> What this task involves:
The entries below should be output exactly as written.

──────── Dataset extract ────────

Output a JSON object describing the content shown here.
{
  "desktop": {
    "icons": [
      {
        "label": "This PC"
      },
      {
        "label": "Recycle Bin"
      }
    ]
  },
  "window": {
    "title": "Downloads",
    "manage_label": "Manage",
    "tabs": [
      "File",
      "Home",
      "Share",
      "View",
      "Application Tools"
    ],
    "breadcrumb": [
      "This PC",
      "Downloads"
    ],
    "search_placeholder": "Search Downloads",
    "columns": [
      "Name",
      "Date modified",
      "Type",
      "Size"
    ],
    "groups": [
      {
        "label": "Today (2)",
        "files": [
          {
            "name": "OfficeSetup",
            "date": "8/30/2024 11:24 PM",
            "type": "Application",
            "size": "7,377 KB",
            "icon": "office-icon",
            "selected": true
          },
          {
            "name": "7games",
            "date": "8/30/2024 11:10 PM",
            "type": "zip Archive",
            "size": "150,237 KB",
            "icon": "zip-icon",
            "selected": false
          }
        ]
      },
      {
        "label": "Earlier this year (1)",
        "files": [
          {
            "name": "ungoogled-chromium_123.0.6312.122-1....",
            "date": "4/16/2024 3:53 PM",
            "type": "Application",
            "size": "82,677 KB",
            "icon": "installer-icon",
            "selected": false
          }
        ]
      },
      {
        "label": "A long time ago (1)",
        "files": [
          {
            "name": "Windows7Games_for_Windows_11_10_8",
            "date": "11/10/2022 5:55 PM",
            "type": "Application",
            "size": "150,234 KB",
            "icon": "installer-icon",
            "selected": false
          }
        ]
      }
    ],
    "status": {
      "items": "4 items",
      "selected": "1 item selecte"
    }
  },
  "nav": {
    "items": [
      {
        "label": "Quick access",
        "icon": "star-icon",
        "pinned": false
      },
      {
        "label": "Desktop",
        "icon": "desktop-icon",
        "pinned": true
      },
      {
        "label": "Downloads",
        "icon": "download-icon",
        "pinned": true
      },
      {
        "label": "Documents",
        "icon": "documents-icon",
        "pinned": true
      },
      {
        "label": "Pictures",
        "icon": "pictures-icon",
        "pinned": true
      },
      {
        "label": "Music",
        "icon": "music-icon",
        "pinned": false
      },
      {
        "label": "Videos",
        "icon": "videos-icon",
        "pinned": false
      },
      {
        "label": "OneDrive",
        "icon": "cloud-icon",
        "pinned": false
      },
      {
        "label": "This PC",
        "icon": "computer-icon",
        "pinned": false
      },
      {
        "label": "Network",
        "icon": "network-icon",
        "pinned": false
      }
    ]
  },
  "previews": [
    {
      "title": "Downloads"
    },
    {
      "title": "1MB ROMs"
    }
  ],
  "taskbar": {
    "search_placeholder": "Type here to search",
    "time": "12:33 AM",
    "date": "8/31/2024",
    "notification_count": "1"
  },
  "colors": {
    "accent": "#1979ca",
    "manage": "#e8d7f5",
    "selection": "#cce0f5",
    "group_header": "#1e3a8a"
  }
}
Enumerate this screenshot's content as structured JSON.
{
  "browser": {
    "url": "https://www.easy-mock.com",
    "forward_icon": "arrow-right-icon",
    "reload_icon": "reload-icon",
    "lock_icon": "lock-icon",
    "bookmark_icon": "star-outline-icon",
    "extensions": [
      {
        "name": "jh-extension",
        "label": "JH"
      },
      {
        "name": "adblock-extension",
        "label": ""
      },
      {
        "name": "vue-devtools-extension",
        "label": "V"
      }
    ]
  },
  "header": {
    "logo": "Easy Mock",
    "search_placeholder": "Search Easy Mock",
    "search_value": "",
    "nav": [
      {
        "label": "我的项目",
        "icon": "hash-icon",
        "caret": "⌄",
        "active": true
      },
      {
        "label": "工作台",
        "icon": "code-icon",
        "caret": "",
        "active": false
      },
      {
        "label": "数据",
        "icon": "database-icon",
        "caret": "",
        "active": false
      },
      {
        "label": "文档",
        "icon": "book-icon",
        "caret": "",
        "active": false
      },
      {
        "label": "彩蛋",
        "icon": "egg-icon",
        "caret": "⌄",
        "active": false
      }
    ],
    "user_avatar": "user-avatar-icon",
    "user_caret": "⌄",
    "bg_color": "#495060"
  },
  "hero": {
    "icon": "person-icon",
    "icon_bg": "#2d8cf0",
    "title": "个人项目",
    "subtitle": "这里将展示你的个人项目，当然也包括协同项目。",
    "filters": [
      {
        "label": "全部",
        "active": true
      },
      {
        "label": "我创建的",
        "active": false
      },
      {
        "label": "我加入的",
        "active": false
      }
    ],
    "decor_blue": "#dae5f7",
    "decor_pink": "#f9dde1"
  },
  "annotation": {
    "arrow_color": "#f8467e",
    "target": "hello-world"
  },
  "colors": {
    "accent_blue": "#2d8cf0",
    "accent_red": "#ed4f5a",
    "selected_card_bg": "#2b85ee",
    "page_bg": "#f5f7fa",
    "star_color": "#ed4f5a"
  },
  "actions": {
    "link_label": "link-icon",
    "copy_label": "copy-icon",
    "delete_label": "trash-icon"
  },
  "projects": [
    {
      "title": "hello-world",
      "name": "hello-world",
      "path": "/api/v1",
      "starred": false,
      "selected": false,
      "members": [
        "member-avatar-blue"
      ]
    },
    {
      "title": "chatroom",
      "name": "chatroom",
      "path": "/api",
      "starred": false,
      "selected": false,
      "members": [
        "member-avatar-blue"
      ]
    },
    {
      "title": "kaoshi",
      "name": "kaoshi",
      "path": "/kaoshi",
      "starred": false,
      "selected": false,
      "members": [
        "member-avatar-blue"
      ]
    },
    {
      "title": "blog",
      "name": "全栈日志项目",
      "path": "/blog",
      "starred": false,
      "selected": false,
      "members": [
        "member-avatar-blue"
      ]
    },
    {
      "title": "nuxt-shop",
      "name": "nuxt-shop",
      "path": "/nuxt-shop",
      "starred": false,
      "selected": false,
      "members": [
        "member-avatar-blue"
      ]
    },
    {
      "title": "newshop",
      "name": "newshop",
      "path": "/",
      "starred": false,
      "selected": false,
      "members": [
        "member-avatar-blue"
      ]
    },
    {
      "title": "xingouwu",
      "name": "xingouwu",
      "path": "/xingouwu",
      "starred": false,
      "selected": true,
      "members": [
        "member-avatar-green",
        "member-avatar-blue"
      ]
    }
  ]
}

────────

> Response for this exercise:
Output a JSON object describing the content shown here.
{
  "desktop": {
    "icons": [
      {
        "label": "This PC"
      },
      {
        "label": "Recycle Bin"
      }
    ]
  },
  "window": {
    "title": "Downloads",
    "manage_label": "Manage",
    "tabs": [
      "File",
      "Home",
      "Share",
      "View",
      "Application Tools"
    ],
    "breadcrumb": [
      "This PC",
      "Downloads"
    ],
    "search_placeholder": "Search Downloads",
    "columns": [
      "Name",
      "Date modified",
      "Type",
      "Size"
    ],
    "groups": [
      {
        "label": "Today (2)",
        "files": [
          {
            "name": "OfficeSetup",
            "date": "8/30/2024 11:24 PM",
            "type": "Application",
            "size": "7,377 KB",
            "icon": "office-icon",
            "selected": true
          },
          {
            "name": "7games",
            "date": "8/30/2024 11:10 PM",
            "type": "zip Archive",
            "size": "150,237 KB",
            "icon": "zip-icon",
            "selected": false
          }
        ]
      },
      {
        "label": "Earlier this year (1)",
        "files": [
          {
            "name": "ungoogled-chromium_123.0.6312.122-1....",
            "date": "4/16/2024 3:53 PM",
            "type": "Application",
            "size": "82,677 KB",
            "icon": "installer-icon",
            "selected": false
          }
        ]
      },
      {
        "label": "A long time ago (1)",
        "files": [
          {
            "name": "Windows7Games_for_Windows_11_10_8",
            "date": "11/10/2022 5:55 PM",
            "type": "Application",
            "size": "150,234 KB",
            "icon": "installer-icon",
            "selected": false
          }
        ]
      }
    ],
    "status": {
      "items": "4 items",
      "selected": "1 item selecte"
    }
  },
  "nav": {
    "items": [
      {
        "label": "Quick access",
        "icon": "star-icon",
        "pinned": false
      },
      {
        "label": "Desktop",
        "icon": "desktop-icon",
        "pinned": true
      },
      {
        "label": "Downloads",
        "icon": "download-icon",
        "pinned": true
      },
      {
        "label": "Documents",
        "icon": "documents-icon",
        "pinned": true
      },
      {
        "label": "Pictures",
        "icon": "pictures-icon",
        "pinned": true
      },
      {
        "label": "Music",
        "icon": "music-icon",
        "pinned": false
      },
      {
        "label": "Videos",
        "icon": "videos-icon",
        "pinned": false
      },
      {
        "label": "OneDrive",
        "icon": "cloud-icon",
        "pinned": false
      },
      {
        "label": "This PC",
        "icon": "computer-icon",
        "pinned": false
      },
      {
        "label": "Network",
        "icon": "network-icon",
        "pinned": false
      }
    ]
  },
  "previews": [
    {
      "title": "Downloads"
    },
    {
      "title": "1MB ROMs"
    }
  ],
  "taskbar": {
    "search_placeholder": "Type here to search",
    "time": "12:33 AM",
    "date": "8/31/2024",
    "notification_count": "1"
  },
  "colors": {
    "accent": "#1979ca",
    "manage": "#e8d7f5",
    "selection": "#cce0f5",
    "group_header": "#1e3a8a"
  }
}
Enumerate this screenshot's content as structured JSON.
{
  "browser": {
    "url": "https://www.easy-mock.com",
    "forward_icon": "arrow-right-icon",
    "reload_icon": "reload-icon",
    "lock_icon": "lock-icon",
    "bookmark_icon": "star-outline-icon",
    "extensions": [
      {
        "name": "jh-extension",
        "label": "JH"
      },
      {
        "name": "adblock-extension",
        "label": ""
      },
      {
        "name": "vue-devtools-extension",
        "label": "V"
      }
    ]
  },
  "header": {
    "logo": "Easy Mock",
    "search_placeholder": "Search Easy Mock",
    "search_value": "",
    "nav": [
      {
        "label": "我的项目",
        "icon": "hash-icon",
        "caret": "⌄",
        "active": true
      },
      {
        "label": "工作台",
        "icon": "code-icon",
        "caret": "",
        "active": false
      },
      {
        "label": "数据",
        "icon": "database-icon",
        "caret": "",
        "active": false
      },
      {
        "label": "文档",
        "icon": "book-icon",
        "caret": "",
        "active": false
      },
      {
        "label": "彩蛋",
        "icon": "egg-icon",
        "caret": "⌄",
        "active": false
      }
    ],
    "user_avatar": "user-avatar-icon",
    "user_caret": "⌄",
    "bg_color": "#495060"
  },
  "hero": {
    "icon": "person-icon",
    "icon_bg": "#2d8cf0",
    "title": "个人项目",
    "subtitle": "这里将展示你的个人项目，当然也包括协同项目。",
    "filters": [
      {
        "label": "全部",
        "active": true
      },
      {
        "label": "我创建的",
        "active": false
      },
      {
        "label": "我加入的",
        "active": false
      }
    ],
    "decor_blue": "#dae5f7",
    "decor_pink": "#f9dde1"
  },
  "annotation": {
    "arrow_color": "#f8467e",
    "target": "hello-world"
  },
  "colors": {
    "accent_blue": "#2d8cf0",
    "accent_red": "#ed4f5a",
    "selected_card_bg": "#2b85ee",
    "page_bg": "#f5f7fa",
    "star_color": "#ed4f5a"
  },
  "actions": {
    "link_label": "link-icon",
    "copy_label": "copy-icon",
    "delete_label": "trash-icon"
  },
  "projects": [
    {
      "title": "hello-world",
      "name": "hello-world",
      "path": "/api/v1",
      "starred": false,
      "selected": false,
      "members": [
        "member-avatar-blue"
      ]
    },
    {
      "title": "chatroom",
      "name": "chatroom",
      "path": "/api",
      "starred": false,
      "selected": false,
      "members": [
        "member-avatar-blue"
      ]
    },
    {
      "title": "kaoshi",
      "name": "kaoshi",
      "path": "/kaoshi",
      "starred": false,
      "selected": false,
      "members": [
        "member-avatar-blue"
      ]
    },
    {
      "title": "blog",
      "name": "全栈日志项目",
      "path": "/blog",
      "starred": false,
      "selected": false,
      "members": [
        "member-avatar-blue"
      ]
    },
    {
      "title": "nuxt-shop",
      "name": "nuxt-shop",
      "path": "/nuxt-shop",
      "starred": false,
      "selected": false,
      "members": [
        "member-avatar-blue"
      ]
    },
    {
      "title": "newshop",
      "name": "newshop",
      "path": "/",
      "starred": false,
      "selected": false,
      "members": [
        "member-avatar-blue"
      ]
    },
    {
      "title": "xingouwu",
      "name": "xingouwu",
      "path": "/xingouwu",
      "starred": false,
      "selected": true,
      "members": [
        "member-avatar-green",
        "member-avatar-blue"
      ]
    }
  ]
}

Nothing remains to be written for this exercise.